> **REQUIRED WORK**: Extract each line of the material that follows exactly and omit its pictures.

╭─ EXERCISE INPUT

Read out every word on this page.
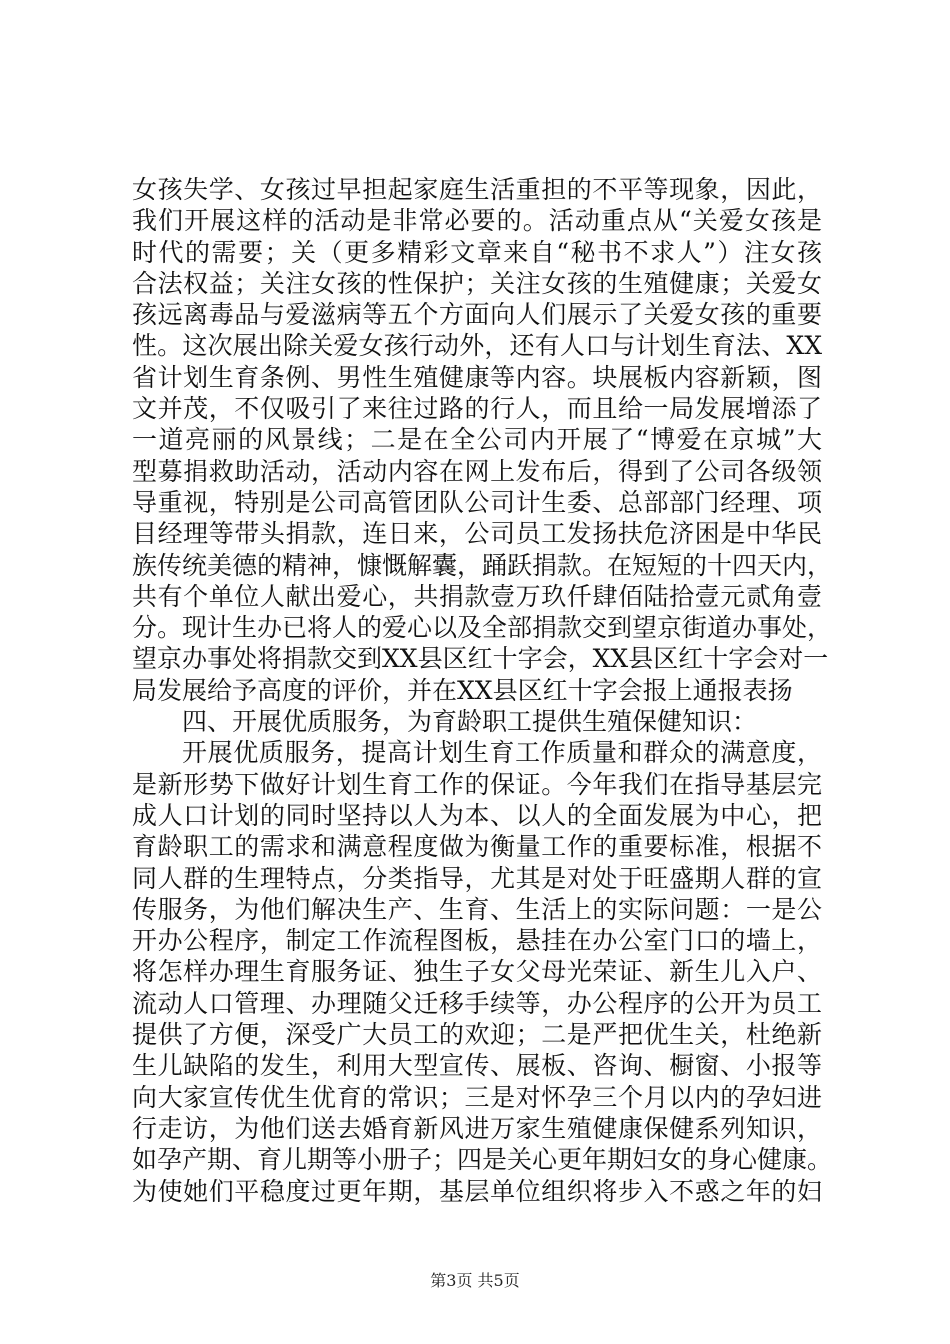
女孩失学、女孩过早担起家庭生活重担的不平等现象，因此，
我们开展这样的活动是非常必要的。活动重点从“关爱女孩是
时代的需要；关（更多精彩文章来自“秘书不求人”）注女孩
合法权益；关注女孩的性保护；关注女孩的生殖健康；关爱女
孩远离毒品与爱滋病等五个方面向人们展示了关爱女孩的重要
性。这次展出除关爱女孩行动外，还有人口与计划生育法、XX
省计划生育条例、男性生殖健康等内容。块展板内容新颖，图
文并茂，不仅吸引了来往过路的行人，而且给一局发展增添了
一道亮丽的风景线；二是在全公司内开展了“博爱在京城”大
型募捐救助活动，活动内容在网上发布后，得到了公司各级领
导重视，特别是公司高管团队公司计生委、总部部门经理、项
目经理等带头捐款，连日来，公司员工发扬扶危济困是中华民
族传统美德的精神，慷慨解囊，踊跃捐款。在短短的十四天内，
共有个单位人献出爱心，共捐款壹万玖仟肆佰陆拾壹元贰角壹
分。现计生办已将人的爱心以及全部捐款交到望京街道办事处，
望京办事处将捐款交到XX县区红十字会，XX县区红十字会对一
局发展给予高度的评价，并在XX县区红十字会报上通报表扬
四、开展优质服务，为育龄职工提供生殖保健知识：
开展优质服务，提高计划生育工作质量和群众的满意度，
是新形势下做好计划生育工作的保证。今年我们在指导基层完
成人口计划的同时坚持以人为本、以人的全面发展为中心，把
育龄职工的需求和满意程度做为衡量工作的重要标准，根据不
同人群的生理特点，分类指导，尤其是对处于旺盛期人群的宣
传服务，为他们解决生产、生育、生活上的实际问题：一是公
开办公程序，制定工作流程图板，悬挂在办公室门口的墙上，
将怎样办理生育服务证、独生子女父母光荣证、新生儿入户、
流动人口管理、办理随父迁移手续等，办公程序的公开为员工
提供了方便，深受广大员工的欢迎；二是严把优生关，杜绝新
生儿缺陷的发生，利用大型宣传、展板、咨询、橱窗、小报等
向大家宣传优生优育的常识；三是对怀孕三个月以内的孕妇进
行走访，为他们送去婚育新风进万家生殖健康保健系列知识，
如孕产期、育儿期等小册子；四是关心更年期妇女的身心健康。
为使她们平稳度过更年期，基层单位组织将步入不惑之年的妇
第3页 共5页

╰─

> **SOLVED EXERCISE**:
Read out every word on this page.
女孩失学、女孩过早担起家庭生活重担的不平等现象，因此，
我们开展这样的活动是非常必要的。活动重点从“关爱女孩是
时代的需要；关（更多精彩文章来自“秘书不求人”）注女孩
合法权益；关注女孩的性保护；关注女孩的生殖健康；关爱女
孩远离毒品与爱滋病等五个方面向人们展示了关爱女孩的重要
性。这次展出除关爱女孩行动外，还有人口与计划生育法、XX
省计划生育条例、男性生殖健康等内容。块展板内容新颖，图
文并茂，不仅吸引了来往过路的行人，而且给一局发展增添了
一道亮丽的风景线；二是在全公司内开展了“博爱在京城”大
型募捐救助活动，活动内容在网上发布后，得到了公司各级领
导重视，特别是公司高管团队公司计生委、总部部门经理、项
目经理等带头捐款，连日来，公司员工发扬扶危济困是中华民
族传统美德的精神，慷慨解囊，踊跃捐款。在短短的十四天内，
共有个单位人献出爱心，共捐款壹万玖仟肆佰陆拾壹元贰角壹
分。现计生办已将人的爱心以及全部捐款交到望京街道办事处，
望京办事处将捐款交到XX县区红十字会，XX县区红十字会对一
局发展给予高度的评价，并在XX县区红十字会报上通报表扬
四、开展优质服务，为育龄职工提供生殖保健知识：
开展优质服务，提高计划生育工作质量和群众的满意度，
是新形势下做好计划生育工作的保证。今年我们在指导基层完
成人口计划的同时坚持以人为本、以人的全面发展为中心，把
育龄职工的需求和满意程度做为衡量工作的重要标准，根据不
同人群的生理特点，分类指导，尤其是对处于旺盛期人群的宣
传服务，为他们解决生产、生育、生活上的实际问题：一是公
开办公程序，制定工作流程图板，悬挂在办公室门口的墙上，
将怎样办理生育服务证、独生子女父母光荣证、新生儿入户、
流动人口管理、办理随父迁移手续等，办公程序的公开为员工
提供了方便，深受广大员工的欢迎；二是严把优生关，杜绝新
生儿缺陷的发生，利用大型宣传、展板、咨询、橱窗、小报等
向大家宣传优生优育的常识；三是对怀孕三个月以内的孕妇进
行走访，为他们送去婚育新风进万家生殖健康保健系列知识，
如孕产期、育儿期等小册子；四是关心更年期妇女的身心健康。
为使她们平稳度过更年期，基层单位组织将步入不惑之年的妇
第3页 共5页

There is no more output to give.